[Start Data provided]

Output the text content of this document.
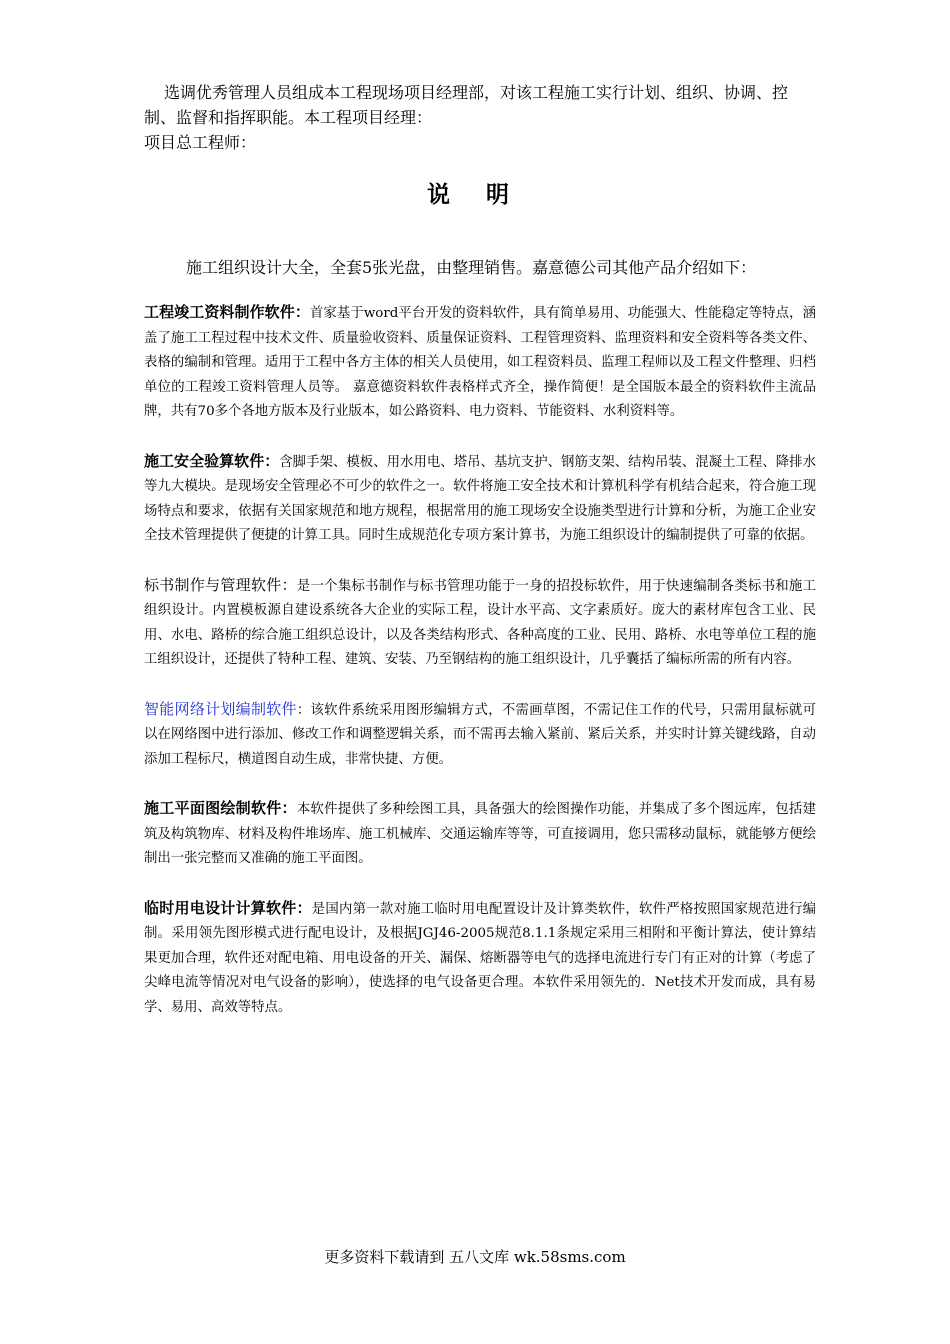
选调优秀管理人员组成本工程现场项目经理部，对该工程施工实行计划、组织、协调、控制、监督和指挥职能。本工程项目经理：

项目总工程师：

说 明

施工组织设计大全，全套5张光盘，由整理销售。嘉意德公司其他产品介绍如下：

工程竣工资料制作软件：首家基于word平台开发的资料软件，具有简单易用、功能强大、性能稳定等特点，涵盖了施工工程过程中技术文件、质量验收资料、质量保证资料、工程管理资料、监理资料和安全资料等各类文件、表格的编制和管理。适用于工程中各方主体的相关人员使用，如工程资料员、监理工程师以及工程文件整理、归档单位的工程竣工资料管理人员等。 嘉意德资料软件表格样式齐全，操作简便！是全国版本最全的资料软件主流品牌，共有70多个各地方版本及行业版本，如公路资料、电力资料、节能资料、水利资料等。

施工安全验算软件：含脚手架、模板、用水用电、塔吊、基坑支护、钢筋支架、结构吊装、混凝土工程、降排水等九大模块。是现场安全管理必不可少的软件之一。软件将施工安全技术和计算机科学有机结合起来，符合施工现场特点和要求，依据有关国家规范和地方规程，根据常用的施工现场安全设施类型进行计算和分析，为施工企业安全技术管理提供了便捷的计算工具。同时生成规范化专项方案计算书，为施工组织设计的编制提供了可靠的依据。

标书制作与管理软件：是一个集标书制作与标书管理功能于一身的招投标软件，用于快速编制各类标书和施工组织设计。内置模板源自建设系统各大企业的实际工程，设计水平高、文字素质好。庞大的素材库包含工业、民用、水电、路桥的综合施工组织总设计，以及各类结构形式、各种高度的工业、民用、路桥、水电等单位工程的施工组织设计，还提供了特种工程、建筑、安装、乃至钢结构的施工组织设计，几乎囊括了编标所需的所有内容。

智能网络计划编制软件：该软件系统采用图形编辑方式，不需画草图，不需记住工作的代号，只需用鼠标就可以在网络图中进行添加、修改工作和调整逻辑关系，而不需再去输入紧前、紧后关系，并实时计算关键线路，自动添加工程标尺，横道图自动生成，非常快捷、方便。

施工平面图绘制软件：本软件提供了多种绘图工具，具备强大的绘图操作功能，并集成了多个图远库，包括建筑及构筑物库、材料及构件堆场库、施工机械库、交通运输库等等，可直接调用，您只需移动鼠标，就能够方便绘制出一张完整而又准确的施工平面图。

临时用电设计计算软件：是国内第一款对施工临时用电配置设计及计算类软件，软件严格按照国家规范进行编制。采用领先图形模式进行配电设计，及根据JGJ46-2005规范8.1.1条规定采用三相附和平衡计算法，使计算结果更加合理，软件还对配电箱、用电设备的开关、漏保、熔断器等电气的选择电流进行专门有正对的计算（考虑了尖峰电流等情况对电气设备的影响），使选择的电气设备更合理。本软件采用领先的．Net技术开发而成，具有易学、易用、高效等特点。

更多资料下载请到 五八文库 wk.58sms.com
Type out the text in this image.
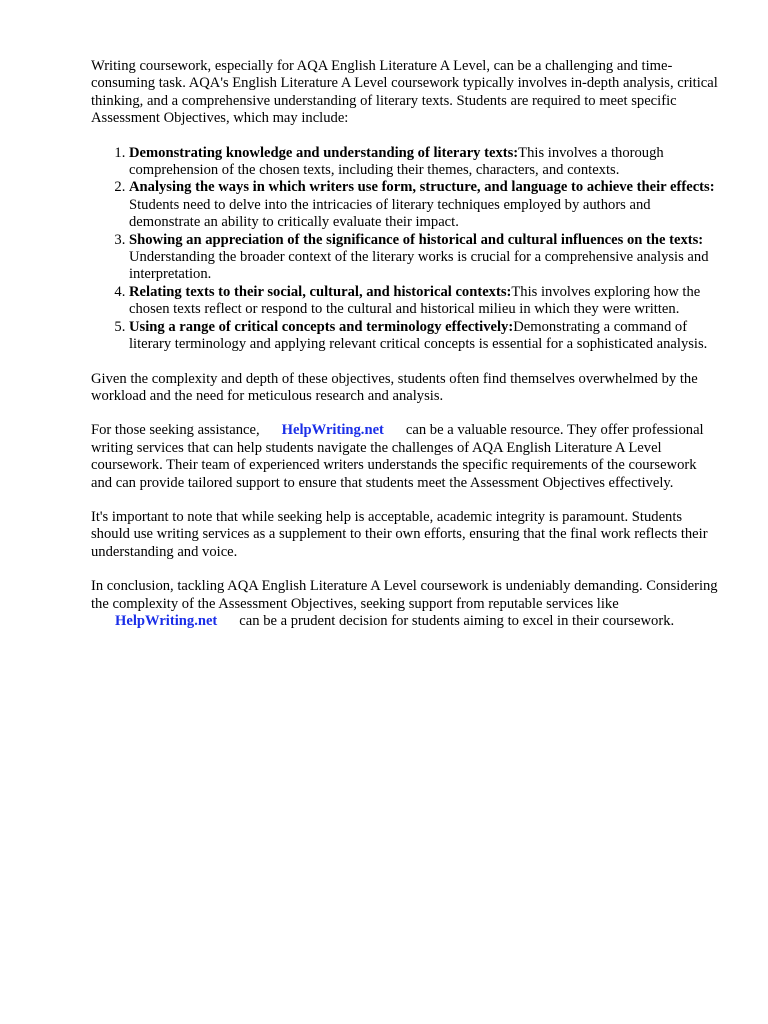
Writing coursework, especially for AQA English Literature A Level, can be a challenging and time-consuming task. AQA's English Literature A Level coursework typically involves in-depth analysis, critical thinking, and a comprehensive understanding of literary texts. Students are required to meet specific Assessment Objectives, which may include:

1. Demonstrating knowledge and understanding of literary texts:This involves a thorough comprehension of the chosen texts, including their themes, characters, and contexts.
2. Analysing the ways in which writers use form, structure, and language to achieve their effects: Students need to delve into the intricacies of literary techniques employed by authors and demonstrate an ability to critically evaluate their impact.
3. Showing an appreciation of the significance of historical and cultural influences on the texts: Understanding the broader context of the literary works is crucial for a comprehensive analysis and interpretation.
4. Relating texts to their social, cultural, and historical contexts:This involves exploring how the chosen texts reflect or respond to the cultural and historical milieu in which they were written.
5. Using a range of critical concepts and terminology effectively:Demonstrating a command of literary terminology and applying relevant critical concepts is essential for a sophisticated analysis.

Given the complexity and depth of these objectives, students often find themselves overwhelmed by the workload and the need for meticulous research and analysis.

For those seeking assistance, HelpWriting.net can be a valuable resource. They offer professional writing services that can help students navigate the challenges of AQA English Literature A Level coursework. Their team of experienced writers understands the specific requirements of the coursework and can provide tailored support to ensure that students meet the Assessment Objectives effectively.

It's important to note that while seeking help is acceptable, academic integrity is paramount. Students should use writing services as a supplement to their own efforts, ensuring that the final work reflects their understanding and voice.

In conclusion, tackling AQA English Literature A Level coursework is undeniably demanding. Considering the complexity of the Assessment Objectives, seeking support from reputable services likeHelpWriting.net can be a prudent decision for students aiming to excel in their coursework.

[End Data provided]
[Start Data provided]

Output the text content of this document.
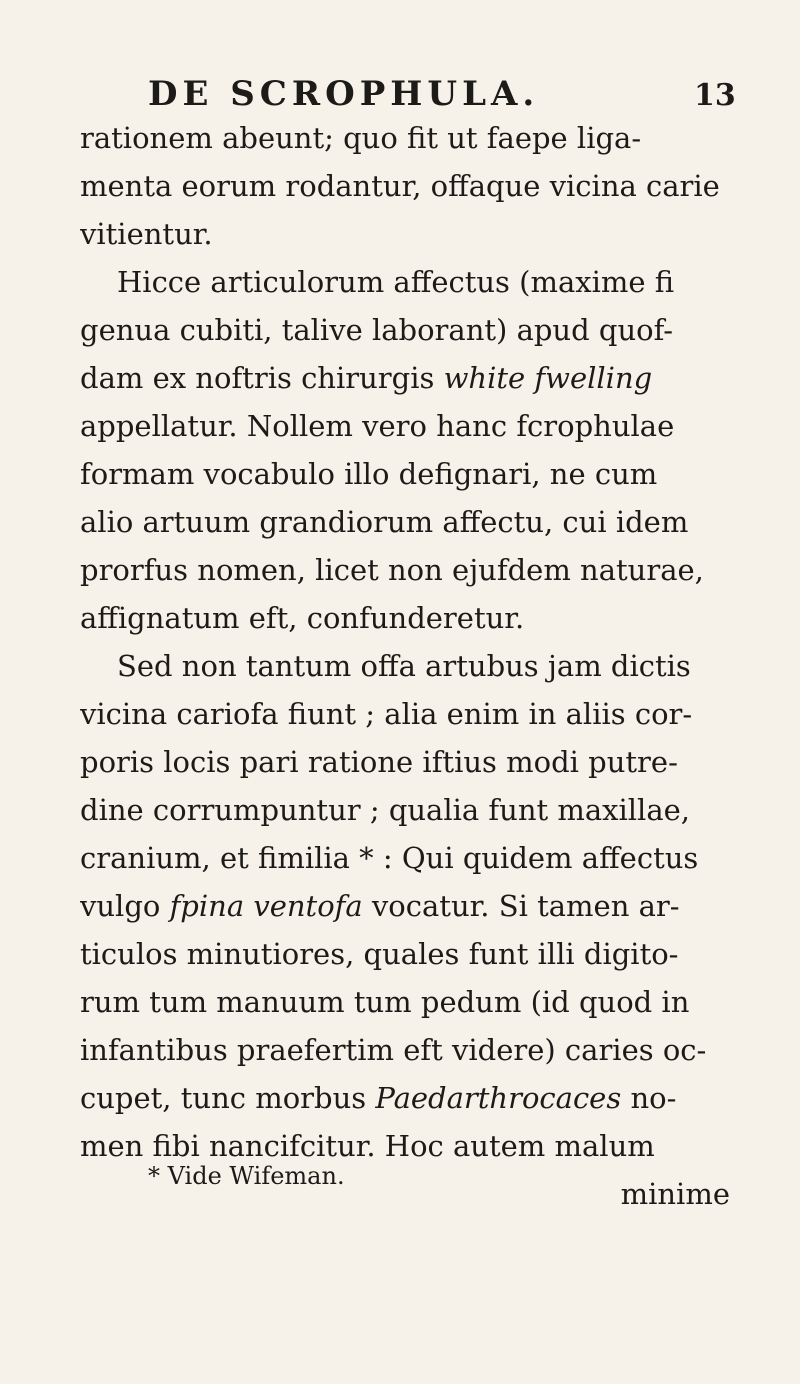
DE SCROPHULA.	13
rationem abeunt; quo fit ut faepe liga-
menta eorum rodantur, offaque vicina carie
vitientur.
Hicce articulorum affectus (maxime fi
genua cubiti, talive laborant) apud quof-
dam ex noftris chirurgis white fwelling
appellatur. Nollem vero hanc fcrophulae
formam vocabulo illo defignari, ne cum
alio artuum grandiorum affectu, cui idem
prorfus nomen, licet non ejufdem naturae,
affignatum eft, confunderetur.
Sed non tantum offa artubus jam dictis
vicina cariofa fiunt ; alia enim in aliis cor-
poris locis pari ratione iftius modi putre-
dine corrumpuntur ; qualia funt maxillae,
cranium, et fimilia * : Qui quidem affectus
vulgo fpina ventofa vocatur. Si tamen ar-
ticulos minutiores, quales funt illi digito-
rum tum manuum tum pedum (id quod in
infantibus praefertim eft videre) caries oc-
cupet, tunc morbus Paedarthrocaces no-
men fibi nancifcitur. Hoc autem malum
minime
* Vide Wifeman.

[End Data provided]

▶ _What you will do_: Take each line containing the string "vicina" and copy it out.

▶ _Exercise answer_:
menta eorum rodantur, offaque vicina carie
vicina cariofa fiunt ; alia enim in aliis cor-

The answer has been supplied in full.